TEXTO ANALIZADO:
● ● ●

Para entender mejor el análisis grafológico de Emilia Pardo Bazán, es bueno ver algo de su biografía.
Emilia Pardo Bazán
(La Coruña, 16 de septiembre de 1851-Madrid, 12 de mayo de 1921).
Condesa de Pardo Bazánco, fue una noble y aristócrata novelista, periodista, ensayista, crítica literaria, poeta, dramaturga, traductora, editora, catedrática, novelista, periodista, ensayista, crítica literaria, catedrática y conferenciante española introductora del naturalismo en España.
A la edad de nueve años ya empezaba a mostrar un gran interés por la escritura.
Denunció la necesidad de la europeización de España y recomienda viajar al menos una vez al año como medio para educarse.
Su marido, horrorizado por la situación, le exigió que cesara de escribir y que se retractase públicamente de sus escritos.
No lo hizo, sino que decidió separarse de él un año más tarde, en 1884.
Tal popularidad le granjea muchas enemistades entre los escritores de su tiempo, que ven invadido un sector tradicionalmente reservado a los hombres.
ANALISIS GRAFOLOGICO DE EMILIA PARDO BAZÁN.
Gracias a la mayor cercanía de la dedicatoria que figura en el libro, ustedes podrán apreciar mucho mejor el hecho de que la autora fue una mujer de altos vuelos.
(Puntuación de las “i” muy destacada).
Pensaba con una valentía fuera de su tiempo.
Aún teniendo una caligrafía perfectamente clara, personalizó los rasgos saliéndose así de aquella grafía sumisa que por entonces las monjas enseñaban.
El trazo sumamente fino da una idea acerca de la sensibilidad de un alma penetrante para todos los sinsabores de un mundo cruel.
En la fig.2 las líneas se le van hacia abajo.

● ● ●

DATOS REGISTRADOS:
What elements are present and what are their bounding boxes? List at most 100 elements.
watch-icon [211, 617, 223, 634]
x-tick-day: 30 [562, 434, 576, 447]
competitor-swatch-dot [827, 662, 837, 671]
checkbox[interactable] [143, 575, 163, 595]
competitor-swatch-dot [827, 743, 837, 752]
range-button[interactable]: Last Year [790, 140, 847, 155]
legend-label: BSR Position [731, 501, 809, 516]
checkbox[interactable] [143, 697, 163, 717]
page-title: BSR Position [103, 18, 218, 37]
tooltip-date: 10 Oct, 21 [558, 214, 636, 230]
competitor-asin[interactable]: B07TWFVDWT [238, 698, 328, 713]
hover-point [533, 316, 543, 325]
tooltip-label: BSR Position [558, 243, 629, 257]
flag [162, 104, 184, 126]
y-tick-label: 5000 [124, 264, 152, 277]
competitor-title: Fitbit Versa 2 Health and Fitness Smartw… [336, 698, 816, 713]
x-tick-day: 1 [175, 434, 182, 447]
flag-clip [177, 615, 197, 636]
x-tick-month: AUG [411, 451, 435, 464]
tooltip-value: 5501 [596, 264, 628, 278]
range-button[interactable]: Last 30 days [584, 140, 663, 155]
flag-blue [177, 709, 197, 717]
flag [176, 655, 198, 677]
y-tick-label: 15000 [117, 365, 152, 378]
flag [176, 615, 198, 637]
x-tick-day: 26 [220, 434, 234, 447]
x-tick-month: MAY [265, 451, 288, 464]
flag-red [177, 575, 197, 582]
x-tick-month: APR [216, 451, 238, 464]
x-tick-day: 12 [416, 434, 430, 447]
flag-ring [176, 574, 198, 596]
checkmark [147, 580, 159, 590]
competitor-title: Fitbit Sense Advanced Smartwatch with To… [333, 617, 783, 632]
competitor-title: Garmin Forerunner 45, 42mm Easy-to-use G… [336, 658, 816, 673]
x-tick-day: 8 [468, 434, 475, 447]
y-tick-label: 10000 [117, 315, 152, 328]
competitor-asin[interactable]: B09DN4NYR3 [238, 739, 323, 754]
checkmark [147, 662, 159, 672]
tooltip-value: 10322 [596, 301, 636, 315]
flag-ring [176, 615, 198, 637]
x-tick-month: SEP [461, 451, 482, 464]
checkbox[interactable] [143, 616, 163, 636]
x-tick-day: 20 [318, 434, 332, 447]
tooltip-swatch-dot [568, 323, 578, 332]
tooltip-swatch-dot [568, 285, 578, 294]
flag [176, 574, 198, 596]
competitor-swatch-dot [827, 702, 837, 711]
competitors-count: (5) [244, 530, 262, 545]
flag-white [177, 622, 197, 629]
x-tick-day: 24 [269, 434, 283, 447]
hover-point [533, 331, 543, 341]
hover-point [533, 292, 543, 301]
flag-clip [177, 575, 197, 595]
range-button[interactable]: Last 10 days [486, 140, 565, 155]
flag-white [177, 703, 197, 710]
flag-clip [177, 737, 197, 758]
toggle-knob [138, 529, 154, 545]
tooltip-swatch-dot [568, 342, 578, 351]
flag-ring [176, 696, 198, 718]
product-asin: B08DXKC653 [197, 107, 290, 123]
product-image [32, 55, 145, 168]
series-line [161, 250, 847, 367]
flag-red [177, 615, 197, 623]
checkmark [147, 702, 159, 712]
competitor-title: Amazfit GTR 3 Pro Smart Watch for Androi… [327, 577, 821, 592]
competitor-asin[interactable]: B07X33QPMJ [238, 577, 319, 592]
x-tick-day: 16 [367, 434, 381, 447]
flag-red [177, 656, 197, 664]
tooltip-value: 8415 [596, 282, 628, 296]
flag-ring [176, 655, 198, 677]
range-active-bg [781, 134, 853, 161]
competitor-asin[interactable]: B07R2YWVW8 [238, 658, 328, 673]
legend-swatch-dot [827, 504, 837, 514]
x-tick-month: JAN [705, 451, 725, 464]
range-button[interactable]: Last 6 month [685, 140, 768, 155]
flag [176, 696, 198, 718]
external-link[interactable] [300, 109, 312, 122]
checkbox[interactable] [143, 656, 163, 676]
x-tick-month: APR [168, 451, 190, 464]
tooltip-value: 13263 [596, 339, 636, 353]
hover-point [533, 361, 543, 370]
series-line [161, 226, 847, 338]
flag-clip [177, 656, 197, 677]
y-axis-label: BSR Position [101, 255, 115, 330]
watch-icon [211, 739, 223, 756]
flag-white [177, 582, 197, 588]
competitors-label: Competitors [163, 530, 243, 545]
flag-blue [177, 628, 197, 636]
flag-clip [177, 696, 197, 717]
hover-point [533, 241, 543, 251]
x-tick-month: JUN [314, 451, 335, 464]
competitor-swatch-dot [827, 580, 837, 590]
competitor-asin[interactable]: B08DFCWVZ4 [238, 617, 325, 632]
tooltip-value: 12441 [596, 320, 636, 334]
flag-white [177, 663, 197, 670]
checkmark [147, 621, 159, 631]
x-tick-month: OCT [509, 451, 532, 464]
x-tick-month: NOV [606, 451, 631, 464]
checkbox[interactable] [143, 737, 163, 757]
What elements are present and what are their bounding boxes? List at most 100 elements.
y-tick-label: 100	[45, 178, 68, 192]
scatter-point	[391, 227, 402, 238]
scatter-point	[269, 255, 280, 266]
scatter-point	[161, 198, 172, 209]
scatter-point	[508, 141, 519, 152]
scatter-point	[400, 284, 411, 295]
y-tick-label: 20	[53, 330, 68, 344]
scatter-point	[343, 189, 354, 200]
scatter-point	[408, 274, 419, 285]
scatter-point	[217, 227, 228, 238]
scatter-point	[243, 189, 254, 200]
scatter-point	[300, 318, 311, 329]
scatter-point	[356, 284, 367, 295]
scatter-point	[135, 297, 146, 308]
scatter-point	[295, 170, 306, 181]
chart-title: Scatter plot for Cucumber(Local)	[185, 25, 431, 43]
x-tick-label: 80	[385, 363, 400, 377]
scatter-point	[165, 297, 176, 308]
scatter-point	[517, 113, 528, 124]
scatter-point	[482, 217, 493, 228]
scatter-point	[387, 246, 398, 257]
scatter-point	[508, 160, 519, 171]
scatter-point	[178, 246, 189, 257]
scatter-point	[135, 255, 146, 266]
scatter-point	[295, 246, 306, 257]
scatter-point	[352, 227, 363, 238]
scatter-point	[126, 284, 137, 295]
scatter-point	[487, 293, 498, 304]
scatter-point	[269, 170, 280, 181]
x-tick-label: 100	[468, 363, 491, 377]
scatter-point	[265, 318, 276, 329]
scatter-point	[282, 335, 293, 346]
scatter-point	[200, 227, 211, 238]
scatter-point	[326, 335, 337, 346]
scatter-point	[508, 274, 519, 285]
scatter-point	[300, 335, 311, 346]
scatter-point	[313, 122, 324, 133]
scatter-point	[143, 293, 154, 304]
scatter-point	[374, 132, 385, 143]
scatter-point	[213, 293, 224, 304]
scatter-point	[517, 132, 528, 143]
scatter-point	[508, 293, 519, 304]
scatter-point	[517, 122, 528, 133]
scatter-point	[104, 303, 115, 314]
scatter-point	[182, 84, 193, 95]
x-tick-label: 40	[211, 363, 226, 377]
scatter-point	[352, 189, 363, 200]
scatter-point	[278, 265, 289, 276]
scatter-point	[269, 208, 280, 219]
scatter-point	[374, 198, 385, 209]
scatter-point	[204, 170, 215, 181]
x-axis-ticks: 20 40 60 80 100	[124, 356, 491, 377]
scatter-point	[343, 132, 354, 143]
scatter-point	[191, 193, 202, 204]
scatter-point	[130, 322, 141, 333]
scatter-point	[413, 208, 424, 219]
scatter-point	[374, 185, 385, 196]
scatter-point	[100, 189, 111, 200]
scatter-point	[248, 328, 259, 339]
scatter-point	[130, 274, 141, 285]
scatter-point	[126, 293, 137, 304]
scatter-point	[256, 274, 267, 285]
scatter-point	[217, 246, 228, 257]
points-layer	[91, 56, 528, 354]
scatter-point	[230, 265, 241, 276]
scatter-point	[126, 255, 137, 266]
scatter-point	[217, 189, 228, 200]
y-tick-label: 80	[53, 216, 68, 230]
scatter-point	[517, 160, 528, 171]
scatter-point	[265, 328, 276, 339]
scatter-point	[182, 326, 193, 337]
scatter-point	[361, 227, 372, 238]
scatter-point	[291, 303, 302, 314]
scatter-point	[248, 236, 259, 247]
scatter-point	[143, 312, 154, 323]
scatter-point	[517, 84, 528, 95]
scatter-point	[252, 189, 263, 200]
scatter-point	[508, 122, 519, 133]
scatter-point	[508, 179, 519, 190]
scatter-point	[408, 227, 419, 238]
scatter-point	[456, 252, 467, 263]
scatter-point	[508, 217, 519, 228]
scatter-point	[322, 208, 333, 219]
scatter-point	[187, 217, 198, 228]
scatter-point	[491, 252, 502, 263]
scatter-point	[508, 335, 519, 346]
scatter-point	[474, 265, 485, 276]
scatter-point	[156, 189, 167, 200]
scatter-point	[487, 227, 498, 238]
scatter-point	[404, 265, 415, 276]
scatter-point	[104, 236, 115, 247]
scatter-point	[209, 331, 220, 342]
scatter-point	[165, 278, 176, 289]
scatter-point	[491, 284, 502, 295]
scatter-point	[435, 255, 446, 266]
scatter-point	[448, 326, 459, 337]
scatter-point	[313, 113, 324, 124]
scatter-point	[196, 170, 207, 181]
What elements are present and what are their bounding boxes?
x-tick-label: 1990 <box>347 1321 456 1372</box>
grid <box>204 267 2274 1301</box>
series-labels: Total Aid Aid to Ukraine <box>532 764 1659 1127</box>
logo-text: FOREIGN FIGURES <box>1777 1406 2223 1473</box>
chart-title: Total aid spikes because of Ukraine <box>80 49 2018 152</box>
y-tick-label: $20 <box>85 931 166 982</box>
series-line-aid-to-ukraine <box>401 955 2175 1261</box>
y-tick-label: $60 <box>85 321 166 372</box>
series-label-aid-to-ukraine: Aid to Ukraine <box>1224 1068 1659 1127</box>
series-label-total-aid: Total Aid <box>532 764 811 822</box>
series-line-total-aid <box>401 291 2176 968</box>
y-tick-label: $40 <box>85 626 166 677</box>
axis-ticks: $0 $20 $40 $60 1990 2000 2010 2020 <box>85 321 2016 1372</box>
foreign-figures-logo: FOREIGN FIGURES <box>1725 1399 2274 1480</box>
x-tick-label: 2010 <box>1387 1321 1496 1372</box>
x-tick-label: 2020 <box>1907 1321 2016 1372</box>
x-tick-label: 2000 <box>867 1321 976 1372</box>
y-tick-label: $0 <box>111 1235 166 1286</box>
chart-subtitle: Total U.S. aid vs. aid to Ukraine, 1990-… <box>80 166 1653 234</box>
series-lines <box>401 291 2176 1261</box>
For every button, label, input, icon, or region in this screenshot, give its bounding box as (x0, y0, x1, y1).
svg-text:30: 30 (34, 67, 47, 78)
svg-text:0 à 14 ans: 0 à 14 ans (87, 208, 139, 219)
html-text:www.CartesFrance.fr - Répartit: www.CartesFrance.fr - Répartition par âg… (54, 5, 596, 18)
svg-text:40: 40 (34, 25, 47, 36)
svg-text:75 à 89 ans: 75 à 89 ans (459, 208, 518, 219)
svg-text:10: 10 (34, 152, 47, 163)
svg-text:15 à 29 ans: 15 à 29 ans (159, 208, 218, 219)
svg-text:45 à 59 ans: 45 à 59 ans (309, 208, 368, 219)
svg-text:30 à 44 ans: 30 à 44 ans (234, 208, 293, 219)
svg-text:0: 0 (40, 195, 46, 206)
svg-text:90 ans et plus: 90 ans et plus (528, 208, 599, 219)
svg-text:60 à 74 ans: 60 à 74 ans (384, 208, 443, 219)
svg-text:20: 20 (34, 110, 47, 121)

● ● ●

Extrae del texto sobre Emilia Pardo Bazán el fragmento que va desde "El trazo sumamente" hasta "van hacia abajo.", ambos incluidos, sin alterar ni una letra.

El trazo sumamente fino da una idea acerca de la sensibilidad de un alma penetrante para todos los sinsabores de un mundo cruel.
En la fig.2 las líneas se le van hacia abajo.